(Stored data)
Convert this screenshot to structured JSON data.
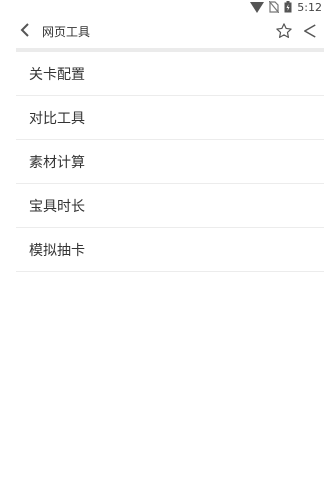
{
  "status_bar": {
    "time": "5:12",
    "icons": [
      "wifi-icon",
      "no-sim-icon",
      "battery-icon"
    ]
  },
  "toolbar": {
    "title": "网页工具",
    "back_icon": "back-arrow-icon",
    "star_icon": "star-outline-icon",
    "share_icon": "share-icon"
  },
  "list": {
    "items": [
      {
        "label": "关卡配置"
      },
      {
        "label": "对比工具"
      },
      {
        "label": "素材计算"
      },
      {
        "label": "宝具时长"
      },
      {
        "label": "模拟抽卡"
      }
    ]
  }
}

What to do - Transcribe all the records above word for word, without their images.

Task result -
Convert this screenshot to structured JSON data.
{
  "status_bar": {
    "time": "5:12",
    "icons": [
      "wifi-icon",
      "no-sim-icon",
      "battery-icon"
    ]
  },
  "toolbar": {
    "title": "网页工具",
    "back_icon": "back-arrow-icon",
    "star_icon": "star-outline-icon",
    "share_icon": "share-icon"
  },
  "list": {
    "items": [
      {
        "label": "关卡配置"
      },
      {
        "label": "对比工具"
      },
      {
        "label": "素材计算"
      },
      {
        "label": "宝具时长"
      },
      {
        "label": "模拟抽卡"
      }
    ]
  }
}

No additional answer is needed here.